All entries below are to be set down again, identical to the source.

** start **

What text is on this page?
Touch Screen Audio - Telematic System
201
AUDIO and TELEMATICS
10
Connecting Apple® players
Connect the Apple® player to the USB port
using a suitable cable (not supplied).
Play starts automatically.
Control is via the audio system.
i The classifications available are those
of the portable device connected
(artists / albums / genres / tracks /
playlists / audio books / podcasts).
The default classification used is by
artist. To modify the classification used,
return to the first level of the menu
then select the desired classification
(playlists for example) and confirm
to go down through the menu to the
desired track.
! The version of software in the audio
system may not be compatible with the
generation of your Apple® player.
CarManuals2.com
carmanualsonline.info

** end **

EXERCISE RESPONSE:
What text is on this page?
Touch Screen Audio - Telematic System
201
AUDIO and TELEMATICS
10
Connecting Apple® players
Connect the Apple® player to the USB port
using a suitable cable (not supplied).
Play starts automatically.
Control is via the audio system.
i The classifications available are those
of the portable device connected
(artists / albums / genres / tracks /
playlists / audio books / podcasts).
The default classification used is by
artist. To modify the classification used,
return to the first level of the menu
then select the desired classification
(playlists for example) and confirm
to go down through the menu to the
desired track.
! The version of software in the audio
system may not be compatible with the
generation of your Apple® player.
CarManuals2.com
carmanualsonline.info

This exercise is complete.